▸ Exercise data
○ ○ ○

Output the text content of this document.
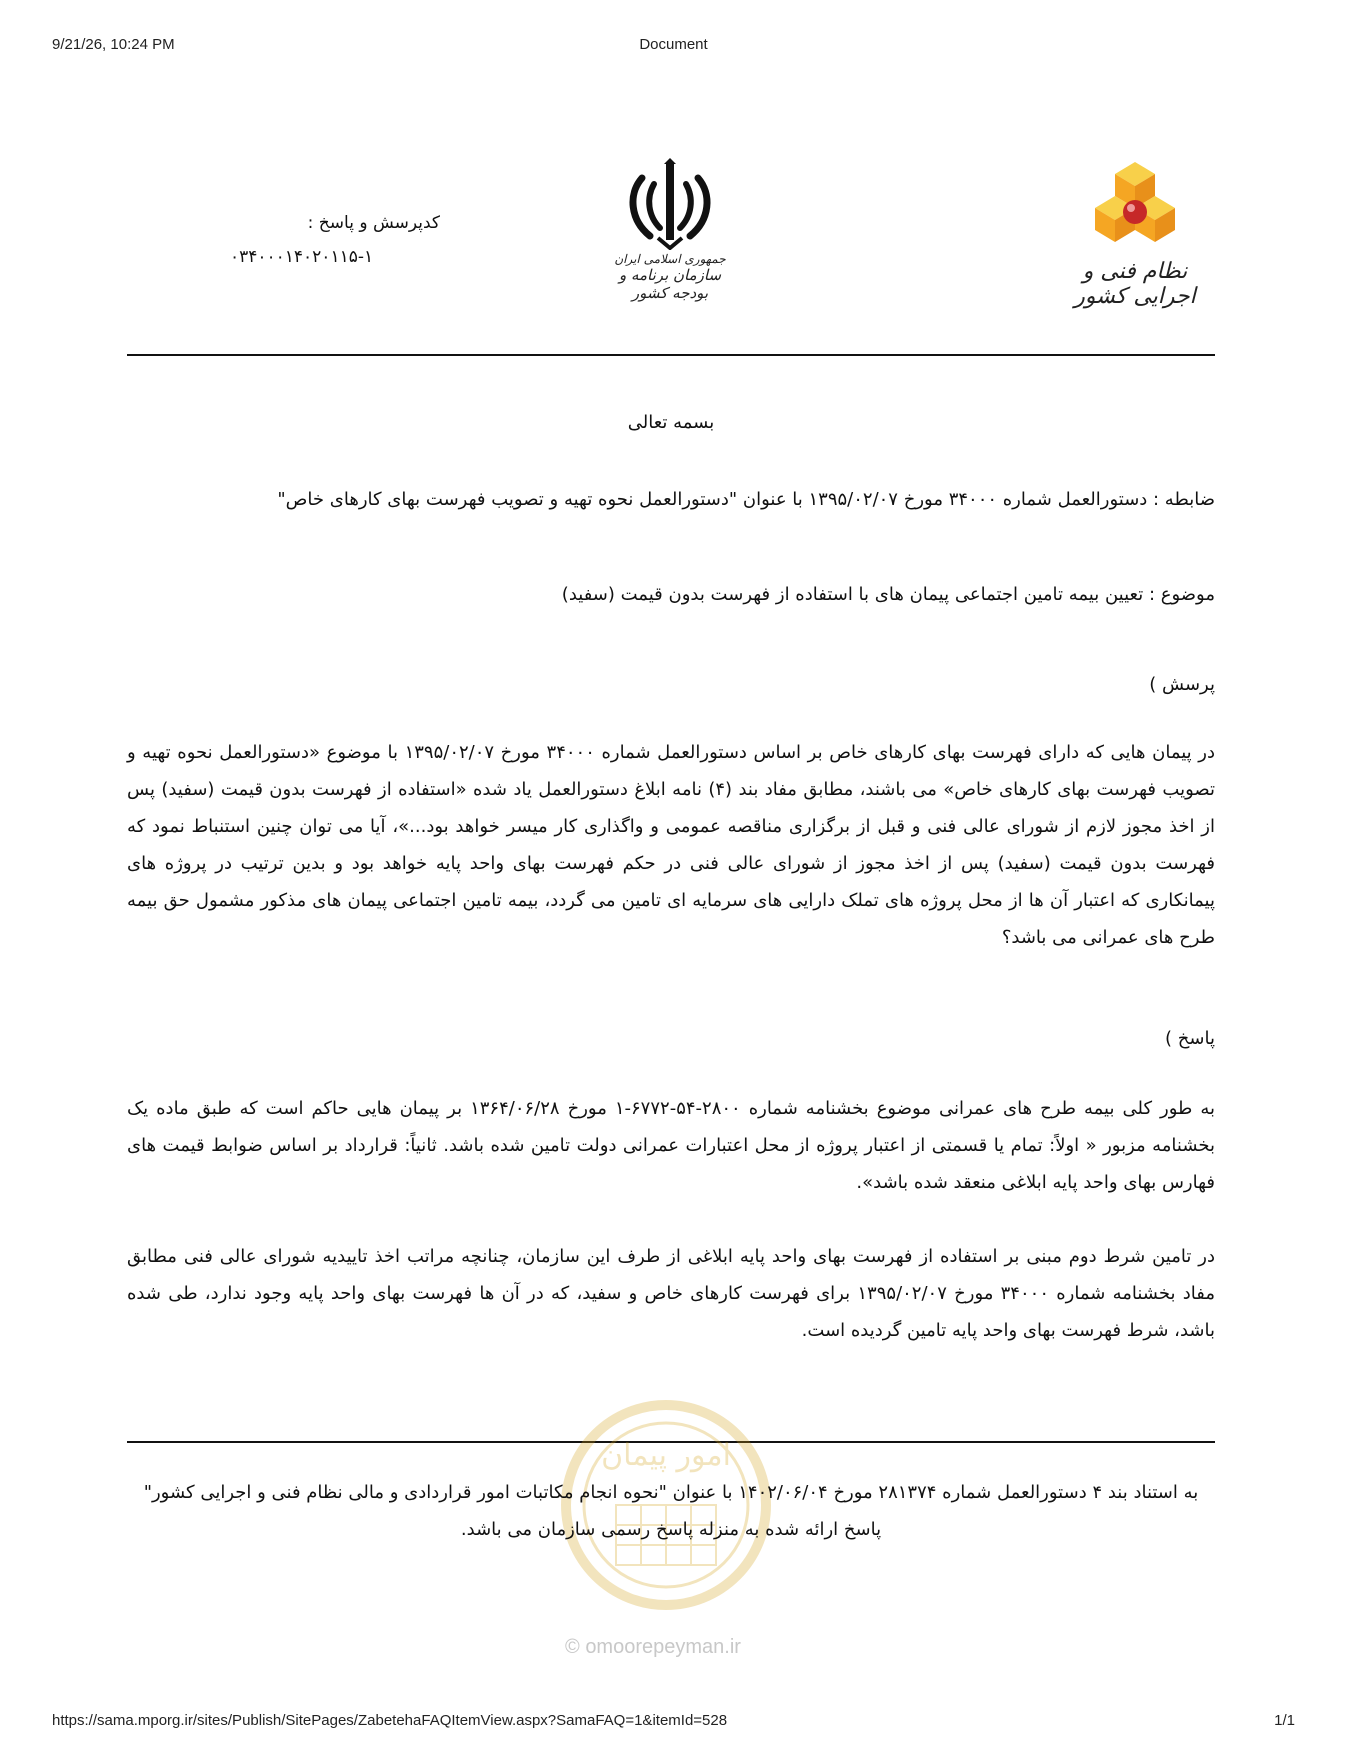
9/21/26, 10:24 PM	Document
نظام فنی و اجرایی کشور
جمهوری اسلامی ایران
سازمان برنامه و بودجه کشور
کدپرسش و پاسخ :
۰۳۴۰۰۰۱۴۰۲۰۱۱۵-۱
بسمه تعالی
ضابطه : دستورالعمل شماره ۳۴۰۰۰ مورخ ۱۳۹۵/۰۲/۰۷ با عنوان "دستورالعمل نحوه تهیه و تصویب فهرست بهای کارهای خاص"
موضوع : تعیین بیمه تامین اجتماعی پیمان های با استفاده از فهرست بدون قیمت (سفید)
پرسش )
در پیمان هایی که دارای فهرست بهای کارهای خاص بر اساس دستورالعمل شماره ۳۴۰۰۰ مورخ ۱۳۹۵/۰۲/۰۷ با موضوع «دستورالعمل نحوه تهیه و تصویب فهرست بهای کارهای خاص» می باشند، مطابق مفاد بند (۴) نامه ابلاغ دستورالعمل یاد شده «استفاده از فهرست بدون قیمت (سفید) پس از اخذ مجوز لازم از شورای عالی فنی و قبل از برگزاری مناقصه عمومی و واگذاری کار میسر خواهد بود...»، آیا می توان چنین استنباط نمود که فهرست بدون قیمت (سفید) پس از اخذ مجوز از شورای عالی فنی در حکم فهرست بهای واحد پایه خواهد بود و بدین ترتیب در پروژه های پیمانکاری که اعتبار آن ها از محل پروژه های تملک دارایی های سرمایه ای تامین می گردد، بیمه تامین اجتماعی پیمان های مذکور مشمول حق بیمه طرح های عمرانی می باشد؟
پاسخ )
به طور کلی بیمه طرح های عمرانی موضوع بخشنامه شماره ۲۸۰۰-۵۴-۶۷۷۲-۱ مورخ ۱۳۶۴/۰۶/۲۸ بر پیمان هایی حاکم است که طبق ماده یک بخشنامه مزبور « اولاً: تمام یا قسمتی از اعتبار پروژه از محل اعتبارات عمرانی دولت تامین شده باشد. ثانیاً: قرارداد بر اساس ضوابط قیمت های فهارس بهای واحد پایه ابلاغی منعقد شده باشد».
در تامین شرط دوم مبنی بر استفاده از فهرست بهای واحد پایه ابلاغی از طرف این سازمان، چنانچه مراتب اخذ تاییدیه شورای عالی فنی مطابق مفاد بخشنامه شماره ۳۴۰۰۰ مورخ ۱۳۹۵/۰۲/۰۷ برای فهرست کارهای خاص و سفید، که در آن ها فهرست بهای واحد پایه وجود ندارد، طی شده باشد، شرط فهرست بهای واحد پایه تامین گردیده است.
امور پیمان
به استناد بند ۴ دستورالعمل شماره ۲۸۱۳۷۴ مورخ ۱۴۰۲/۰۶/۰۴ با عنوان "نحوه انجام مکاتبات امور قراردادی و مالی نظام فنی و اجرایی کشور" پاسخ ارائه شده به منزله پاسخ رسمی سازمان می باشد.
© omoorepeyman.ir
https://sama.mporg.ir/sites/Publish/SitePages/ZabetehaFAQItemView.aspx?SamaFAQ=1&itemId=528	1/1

○ ○ ○

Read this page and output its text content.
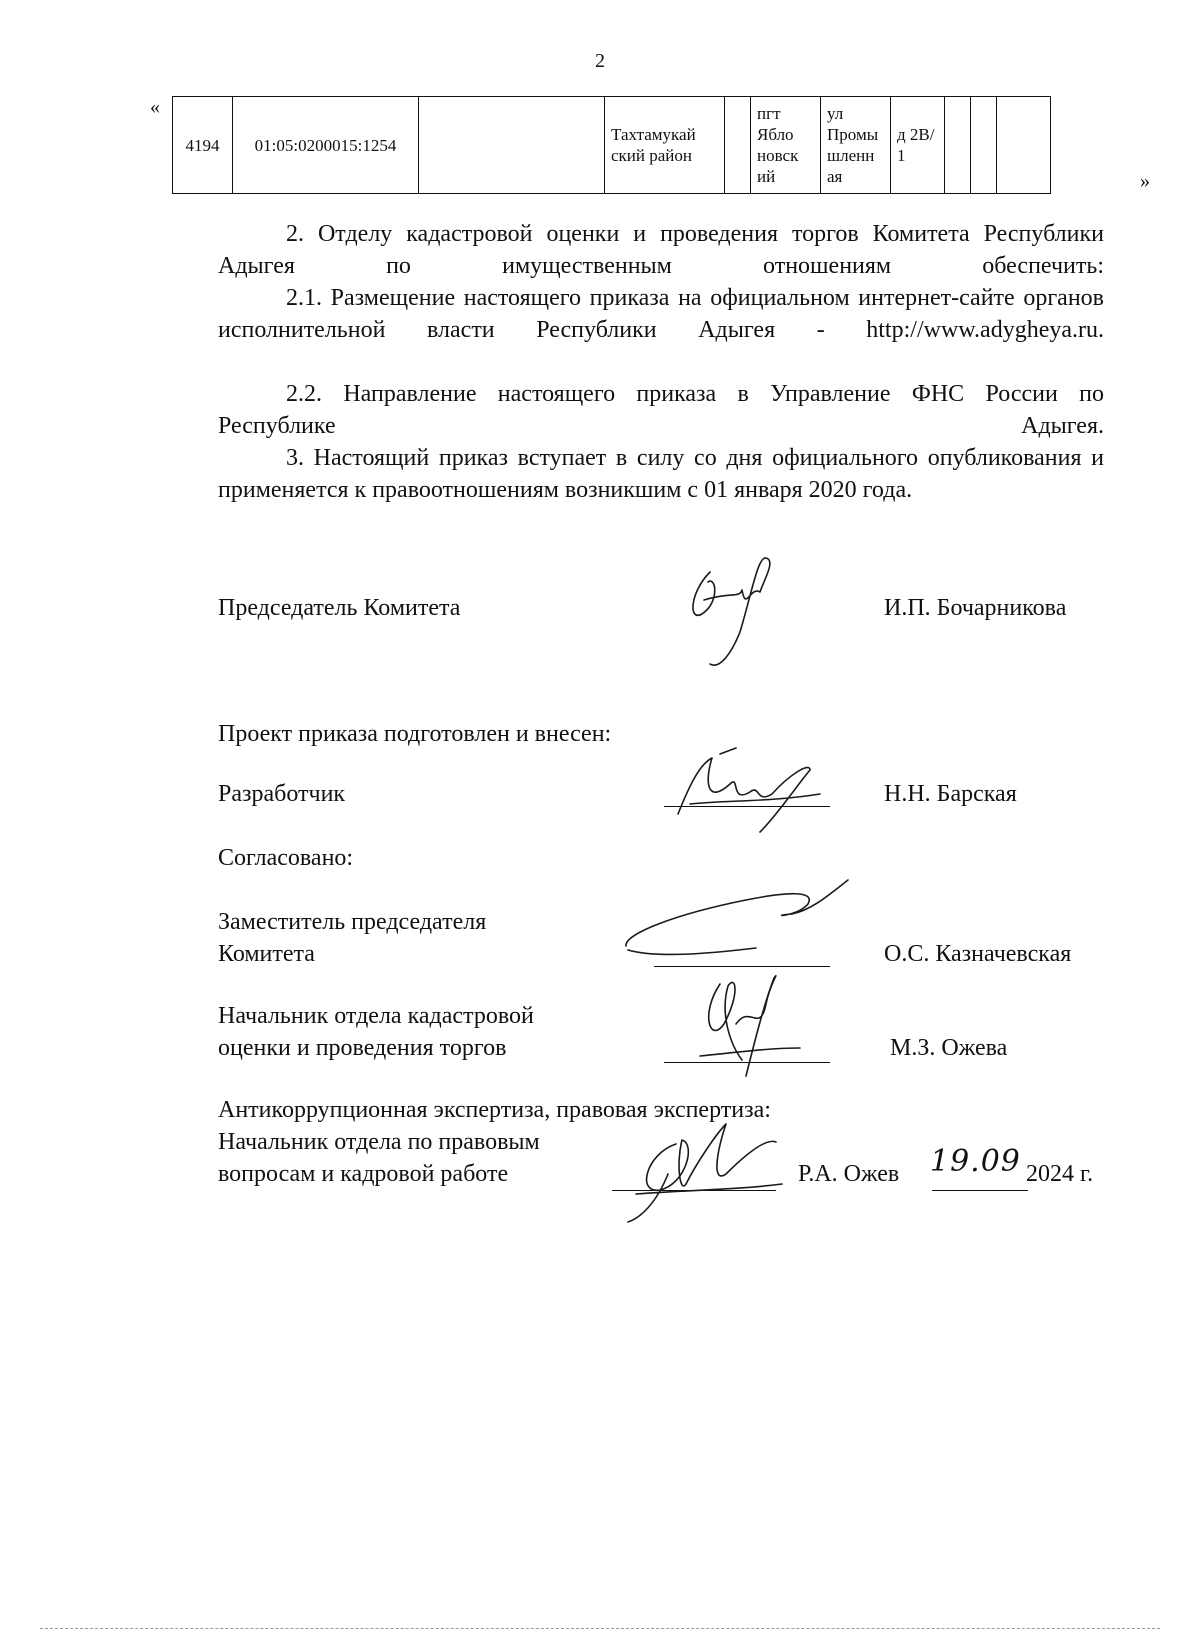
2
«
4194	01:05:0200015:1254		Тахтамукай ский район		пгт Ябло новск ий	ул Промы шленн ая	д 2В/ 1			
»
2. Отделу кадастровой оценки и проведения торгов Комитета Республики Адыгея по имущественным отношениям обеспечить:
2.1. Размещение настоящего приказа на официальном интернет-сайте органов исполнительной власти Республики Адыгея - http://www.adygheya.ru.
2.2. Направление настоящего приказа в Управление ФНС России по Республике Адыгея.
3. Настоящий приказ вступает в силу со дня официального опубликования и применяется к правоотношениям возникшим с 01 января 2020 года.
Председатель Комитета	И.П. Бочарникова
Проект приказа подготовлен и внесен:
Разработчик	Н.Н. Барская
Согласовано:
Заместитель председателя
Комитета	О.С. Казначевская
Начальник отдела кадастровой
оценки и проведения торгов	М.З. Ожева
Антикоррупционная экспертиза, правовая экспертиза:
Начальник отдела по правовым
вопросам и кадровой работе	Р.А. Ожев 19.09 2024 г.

○ ○ ○

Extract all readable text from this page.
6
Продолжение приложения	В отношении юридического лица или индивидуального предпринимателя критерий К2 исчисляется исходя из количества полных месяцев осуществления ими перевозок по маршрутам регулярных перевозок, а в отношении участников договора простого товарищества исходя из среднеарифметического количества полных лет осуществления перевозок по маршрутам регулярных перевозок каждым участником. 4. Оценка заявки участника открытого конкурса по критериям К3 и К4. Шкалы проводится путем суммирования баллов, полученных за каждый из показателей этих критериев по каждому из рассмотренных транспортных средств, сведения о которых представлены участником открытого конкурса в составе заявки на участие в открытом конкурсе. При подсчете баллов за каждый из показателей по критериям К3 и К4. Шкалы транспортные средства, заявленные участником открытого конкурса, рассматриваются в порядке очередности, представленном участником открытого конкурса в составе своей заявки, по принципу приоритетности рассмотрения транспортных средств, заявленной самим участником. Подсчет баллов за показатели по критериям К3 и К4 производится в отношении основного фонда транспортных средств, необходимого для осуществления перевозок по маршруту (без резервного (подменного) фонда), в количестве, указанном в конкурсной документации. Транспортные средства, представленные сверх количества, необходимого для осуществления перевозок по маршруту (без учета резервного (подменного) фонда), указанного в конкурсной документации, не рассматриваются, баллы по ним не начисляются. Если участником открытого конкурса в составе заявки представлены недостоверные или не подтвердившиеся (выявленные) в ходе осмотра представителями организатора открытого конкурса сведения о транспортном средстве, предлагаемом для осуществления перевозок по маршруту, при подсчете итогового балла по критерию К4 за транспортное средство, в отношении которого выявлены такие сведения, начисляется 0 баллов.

○ ○ ○

▸ Job
Look over the listing. Pull out every line with the string "настоящего" in it.

▸ Answer to the task
2.1. Размещение настоящего приказа на официальном интернет-сайте органов исполнительной власти Республики Адыгея - http://www.adygheya.ru.
2.2. Направление настоящего приказа в Управление ФНС России по Республике Адыгея.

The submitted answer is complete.